Stored records
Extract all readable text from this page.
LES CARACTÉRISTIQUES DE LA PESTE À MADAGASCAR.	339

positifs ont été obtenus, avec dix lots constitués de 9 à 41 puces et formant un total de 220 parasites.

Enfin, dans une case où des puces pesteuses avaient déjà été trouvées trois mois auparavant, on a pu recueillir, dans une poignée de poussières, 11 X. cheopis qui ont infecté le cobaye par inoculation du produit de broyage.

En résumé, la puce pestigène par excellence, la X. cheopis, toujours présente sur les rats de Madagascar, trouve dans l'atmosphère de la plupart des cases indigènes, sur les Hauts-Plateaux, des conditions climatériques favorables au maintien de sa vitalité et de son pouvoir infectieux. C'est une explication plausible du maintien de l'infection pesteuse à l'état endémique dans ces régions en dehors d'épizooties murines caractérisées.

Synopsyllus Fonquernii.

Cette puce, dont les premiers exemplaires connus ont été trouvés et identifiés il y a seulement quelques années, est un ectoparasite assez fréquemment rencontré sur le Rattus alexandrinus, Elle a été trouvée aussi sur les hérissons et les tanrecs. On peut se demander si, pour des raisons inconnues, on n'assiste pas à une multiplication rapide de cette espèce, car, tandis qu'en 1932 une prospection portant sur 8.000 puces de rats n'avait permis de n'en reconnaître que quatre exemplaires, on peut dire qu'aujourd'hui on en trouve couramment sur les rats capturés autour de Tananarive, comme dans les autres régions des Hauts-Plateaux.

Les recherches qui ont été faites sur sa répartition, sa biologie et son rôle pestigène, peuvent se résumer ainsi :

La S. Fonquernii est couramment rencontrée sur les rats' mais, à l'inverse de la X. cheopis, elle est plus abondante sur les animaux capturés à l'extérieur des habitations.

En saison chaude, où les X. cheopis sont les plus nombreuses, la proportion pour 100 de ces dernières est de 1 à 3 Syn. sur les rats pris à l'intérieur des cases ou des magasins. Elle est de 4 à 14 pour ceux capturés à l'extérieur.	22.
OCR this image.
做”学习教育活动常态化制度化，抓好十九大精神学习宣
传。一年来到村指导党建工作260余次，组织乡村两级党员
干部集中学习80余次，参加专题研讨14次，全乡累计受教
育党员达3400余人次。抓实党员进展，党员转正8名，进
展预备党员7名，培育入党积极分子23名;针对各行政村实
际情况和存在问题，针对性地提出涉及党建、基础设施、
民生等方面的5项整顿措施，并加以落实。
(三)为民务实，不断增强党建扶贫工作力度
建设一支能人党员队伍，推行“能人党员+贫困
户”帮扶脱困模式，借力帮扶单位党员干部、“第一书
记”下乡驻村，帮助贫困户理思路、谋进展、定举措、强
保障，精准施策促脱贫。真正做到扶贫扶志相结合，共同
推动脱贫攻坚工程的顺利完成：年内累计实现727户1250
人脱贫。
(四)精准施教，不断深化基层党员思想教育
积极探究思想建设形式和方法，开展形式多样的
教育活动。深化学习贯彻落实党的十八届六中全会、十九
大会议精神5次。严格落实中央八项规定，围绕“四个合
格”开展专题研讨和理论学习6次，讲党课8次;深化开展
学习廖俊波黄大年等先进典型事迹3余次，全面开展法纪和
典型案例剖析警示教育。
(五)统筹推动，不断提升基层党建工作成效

# What you should do
Leave out every line without the string "pestigène" and copy the rest.

# Answer below
En résumé, la puce pestigène par excellence, la X. cheopis, toujours présente sur les rats de Madagascar, trouve dans l'atmosphère de la plupart des cases indigènes, sur les Hauts-Plateaux, des conditions climatériques favorables au maintien de sa vitalité et de son pouvoir infectieux. C'est une explication plausible du maintien de l'infection pesteuse à l'état endémique dans ces régions en dehors d'épizooties murines caractérisées.
Les recherches qui ont été faites sur sa répartition, sa biologie et son rôle pestigène, peuvent se résumer ainsi :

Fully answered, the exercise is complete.